# STATED GOAL
How many lines of these entries hold the string "rollout"? Reply with the number alone.

# INFORMATION PROVIDED
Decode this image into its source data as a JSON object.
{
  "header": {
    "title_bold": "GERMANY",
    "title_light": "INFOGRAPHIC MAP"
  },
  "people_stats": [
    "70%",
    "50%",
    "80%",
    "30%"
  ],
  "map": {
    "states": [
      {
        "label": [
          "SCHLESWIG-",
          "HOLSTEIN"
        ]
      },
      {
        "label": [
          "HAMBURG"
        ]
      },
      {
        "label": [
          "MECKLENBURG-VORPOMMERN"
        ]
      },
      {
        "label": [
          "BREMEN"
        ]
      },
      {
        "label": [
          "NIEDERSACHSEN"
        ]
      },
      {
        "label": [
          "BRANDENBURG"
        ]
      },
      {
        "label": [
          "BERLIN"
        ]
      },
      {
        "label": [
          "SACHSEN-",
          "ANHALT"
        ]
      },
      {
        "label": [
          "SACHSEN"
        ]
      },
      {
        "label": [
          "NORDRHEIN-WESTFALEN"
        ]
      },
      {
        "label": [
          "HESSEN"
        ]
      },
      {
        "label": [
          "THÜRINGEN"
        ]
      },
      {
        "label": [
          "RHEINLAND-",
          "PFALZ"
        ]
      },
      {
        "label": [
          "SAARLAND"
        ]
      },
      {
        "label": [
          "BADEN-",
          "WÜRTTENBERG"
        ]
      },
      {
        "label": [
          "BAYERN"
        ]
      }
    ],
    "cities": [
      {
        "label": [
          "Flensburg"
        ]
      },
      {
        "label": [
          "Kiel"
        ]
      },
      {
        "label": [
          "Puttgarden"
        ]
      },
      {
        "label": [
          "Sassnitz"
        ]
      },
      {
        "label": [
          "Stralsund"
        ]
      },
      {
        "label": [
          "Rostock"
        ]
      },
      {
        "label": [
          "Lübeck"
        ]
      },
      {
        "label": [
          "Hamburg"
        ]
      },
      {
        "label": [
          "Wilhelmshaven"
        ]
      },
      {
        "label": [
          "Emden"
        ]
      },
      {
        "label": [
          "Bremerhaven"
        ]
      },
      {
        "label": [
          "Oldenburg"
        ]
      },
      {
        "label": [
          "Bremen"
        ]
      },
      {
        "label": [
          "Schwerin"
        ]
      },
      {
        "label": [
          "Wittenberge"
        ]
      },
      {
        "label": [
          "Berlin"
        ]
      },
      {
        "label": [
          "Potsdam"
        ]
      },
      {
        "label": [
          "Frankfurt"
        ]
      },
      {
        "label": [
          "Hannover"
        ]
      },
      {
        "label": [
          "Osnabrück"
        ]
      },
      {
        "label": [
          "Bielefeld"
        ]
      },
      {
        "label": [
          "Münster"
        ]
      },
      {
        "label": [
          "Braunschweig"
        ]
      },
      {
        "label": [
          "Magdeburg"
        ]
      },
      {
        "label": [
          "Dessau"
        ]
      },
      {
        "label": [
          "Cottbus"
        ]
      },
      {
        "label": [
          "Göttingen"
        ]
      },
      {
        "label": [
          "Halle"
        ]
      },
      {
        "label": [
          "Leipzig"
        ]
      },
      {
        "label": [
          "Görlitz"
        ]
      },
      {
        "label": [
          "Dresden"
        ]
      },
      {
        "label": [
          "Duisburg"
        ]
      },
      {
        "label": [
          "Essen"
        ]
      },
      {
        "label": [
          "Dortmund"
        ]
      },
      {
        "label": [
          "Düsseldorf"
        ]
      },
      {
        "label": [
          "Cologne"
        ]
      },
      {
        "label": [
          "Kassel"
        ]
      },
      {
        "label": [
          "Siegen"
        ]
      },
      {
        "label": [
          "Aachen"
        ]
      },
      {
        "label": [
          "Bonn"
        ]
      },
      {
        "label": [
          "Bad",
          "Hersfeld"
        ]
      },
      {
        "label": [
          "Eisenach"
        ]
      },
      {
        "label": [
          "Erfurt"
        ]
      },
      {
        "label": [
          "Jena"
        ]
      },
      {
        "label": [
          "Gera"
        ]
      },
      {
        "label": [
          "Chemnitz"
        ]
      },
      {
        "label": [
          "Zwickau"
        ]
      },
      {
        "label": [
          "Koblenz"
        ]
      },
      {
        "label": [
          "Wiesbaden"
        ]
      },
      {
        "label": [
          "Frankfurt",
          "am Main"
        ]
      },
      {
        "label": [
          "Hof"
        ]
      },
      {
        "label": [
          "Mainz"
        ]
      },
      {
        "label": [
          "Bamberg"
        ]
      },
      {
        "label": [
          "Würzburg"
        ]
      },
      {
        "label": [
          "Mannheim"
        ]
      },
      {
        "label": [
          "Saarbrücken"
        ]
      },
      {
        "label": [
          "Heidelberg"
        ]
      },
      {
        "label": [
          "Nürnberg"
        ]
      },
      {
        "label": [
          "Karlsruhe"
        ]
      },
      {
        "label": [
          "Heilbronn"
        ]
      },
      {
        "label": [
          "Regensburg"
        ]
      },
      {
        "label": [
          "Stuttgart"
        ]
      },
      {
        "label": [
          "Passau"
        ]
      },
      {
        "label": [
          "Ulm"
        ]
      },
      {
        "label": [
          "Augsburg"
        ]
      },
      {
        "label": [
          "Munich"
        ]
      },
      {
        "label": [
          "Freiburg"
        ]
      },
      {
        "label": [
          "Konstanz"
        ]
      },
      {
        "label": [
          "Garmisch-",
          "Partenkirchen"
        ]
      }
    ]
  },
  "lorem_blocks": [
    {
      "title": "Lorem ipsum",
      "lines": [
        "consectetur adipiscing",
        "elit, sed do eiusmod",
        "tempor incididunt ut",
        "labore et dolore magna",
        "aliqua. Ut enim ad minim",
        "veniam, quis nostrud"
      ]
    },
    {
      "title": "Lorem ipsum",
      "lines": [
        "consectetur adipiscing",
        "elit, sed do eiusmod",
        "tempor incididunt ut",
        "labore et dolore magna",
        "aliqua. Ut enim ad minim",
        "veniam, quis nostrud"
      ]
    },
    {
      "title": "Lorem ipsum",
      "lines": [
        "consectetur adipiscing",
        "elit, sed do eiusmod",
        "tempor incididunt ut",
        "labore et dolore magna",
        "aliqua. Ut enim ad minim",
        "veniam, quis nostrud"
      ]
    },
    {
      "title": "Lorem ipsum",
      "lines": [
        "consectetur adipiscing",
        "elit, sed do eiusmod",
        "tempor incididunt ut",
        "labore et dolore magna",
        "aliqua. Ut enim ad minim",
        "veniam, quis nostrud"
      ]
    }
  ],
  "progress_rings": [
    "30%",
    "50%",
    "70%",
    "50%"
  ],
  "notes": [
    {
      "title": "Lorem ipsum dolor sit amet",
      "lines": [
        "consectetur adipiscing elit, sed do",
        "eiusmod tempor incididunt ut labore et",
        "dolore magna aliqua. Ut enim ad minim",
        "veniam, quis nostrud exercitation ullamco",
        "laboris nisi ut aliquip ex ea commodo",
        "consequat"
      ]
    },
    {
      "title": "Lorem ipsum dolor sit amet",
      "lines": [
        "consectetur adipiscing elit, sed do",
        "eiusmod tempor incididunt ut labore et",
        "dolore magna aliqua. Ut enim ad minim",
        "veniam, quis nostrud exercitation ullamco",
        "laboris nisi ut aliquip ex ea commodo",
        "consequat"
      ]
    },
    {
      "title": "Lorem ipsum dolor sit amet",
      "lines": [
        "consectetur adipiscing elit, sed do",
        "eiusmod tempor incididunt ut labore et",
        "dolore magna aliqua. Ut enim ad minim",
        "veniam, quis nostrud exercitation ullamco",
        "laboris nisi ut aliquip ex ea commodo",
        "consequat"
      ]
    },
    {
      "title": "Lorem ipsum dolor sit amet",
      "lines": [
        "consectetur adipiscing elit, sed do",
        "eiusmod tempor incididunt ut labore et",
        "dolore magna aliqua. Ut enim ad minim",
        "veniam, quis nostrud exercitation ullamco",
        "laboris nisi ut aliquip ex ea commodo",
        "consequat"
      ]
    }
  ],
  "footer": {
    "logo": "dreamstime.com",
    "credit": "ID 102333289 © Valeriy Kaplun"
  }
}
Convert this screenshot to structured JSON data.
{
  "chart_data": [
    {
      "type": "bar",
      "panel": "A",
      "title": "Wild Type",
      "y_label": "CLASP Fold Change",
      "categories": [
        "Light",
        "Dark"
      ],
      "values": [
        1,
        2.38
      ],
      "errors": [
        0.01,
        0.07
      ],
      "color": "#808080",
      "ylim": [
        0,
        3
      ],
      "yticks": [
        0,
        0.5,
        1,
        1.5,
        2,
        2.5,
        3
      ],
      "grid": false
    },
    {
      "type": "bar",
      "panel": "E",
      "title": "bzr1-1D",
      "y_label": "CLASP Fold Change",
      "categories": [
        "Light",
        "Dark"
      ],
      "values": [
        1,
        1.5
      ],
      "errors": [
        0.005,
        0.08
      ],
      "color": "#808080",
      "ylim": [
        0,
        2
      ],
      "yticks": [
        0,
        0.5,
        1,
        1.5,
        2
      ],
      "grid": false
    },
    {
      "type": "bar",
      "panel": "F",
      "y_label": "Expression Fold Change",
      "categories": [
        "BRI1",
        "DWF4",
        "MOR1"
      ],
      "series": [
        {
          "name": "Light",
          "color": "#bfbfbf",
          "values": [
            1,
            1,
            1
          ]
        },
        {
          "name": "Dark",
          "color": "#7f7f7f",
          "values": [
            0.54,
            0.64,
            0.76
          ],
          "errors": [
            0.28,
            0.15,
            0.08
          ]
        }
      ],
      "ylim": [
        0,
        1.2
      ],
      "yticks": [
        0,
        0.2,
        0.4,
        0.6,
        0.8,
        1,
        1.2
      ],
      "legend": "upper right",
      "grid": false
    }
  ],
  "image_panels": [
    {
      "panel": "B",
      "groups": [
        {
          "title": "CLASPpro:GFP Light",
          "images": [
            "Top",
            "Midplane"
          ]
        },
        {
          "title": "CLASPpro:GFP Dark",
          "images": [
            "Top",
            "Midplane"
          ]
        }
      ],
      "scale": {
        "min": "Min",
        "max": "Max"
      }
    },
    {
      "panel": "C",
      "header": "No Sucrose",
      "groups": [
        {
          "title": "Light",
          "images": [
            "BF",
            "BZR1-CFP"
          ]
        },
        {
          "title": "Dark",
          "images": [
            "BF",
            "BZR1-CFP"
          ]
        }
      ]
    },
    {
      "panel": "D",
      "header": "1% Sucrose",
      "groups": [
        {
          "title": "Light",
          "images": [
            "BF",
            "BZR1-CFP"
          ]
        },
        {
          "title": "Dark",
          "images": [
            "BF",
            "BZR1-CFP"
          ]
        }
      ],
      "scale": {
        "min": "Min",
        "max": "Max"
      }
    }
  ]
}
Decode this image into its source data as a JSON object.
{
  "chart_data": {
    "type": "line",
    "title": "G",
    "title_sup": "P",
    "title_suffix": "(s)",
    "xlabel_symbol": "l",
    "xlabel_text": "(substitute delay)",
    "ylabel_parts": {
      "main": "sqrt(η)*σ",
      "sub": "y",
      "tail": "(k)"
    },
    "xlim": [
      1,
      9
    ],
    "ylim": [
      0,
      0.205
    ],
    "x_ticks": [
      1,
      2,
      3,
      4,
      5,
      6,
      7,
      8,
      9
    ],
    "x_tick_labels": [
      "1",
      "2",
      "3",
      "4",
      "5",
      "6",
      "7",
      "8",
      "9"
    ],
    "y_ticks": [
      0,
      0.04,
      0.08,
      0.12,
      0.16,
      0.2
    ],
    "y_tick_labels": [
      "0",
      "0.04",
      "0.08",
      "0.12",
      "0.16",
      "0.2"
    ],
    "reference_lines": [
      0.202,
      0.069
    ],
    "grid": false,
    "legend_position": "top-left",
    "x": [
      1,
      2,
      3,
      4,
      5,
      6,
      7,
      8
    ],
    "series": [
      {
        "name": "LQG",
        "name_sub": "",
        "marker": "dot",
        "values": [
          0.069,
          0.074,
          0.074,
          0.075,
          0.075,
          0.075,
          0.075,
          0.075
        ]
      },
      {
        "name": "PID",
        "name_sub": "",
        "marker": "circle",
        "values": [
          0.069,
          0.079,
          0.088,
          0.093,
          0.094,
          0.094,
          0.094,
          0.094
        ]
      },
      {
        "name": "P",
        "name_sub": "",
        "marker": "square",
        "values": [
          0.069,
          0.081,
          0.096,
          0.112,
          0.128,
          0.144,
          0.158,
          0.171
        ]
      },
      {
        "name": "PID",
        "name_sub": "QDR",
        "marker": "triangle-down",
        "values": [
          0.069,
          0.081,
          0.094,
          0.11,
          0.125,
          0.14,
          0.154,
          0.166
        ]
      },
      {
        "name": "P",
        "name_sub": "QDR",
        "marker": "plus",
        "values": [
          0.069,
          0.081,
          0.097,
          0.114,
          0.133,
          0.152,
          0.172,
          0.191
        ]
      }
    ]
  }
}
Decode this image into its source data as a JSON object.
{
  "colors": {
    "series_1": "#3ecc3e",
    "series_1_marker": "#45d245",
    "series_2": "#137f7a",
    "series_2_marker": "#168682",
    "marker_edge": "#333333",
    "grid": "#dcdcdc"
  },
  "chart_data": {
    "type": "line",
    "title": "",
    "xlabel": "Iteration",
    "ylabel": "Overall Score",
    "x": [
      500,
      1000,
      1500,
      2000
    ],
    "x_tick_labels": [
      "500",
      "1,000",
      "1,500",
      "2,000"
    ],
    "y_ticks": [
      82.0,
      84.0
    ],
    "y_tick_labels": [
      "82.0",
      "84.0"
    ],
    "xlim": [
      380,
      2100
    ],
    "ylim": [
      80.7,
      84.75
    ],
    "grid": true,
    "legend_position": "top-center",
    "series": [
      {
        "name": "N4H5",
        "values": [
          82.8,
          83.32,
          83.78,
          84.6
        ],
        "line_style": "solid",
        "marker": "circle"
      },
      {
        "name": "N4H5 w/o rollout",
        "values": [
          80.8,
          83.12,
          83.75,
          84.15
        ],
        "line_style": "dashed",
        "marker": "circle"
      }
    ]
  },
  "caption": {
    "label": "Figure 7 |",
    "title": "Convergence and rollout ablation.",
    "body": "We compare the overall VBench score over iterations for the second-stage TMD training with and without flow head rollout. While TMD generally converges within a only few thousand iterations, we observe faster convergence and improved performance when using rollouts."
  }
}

# TASK SOLUTION
3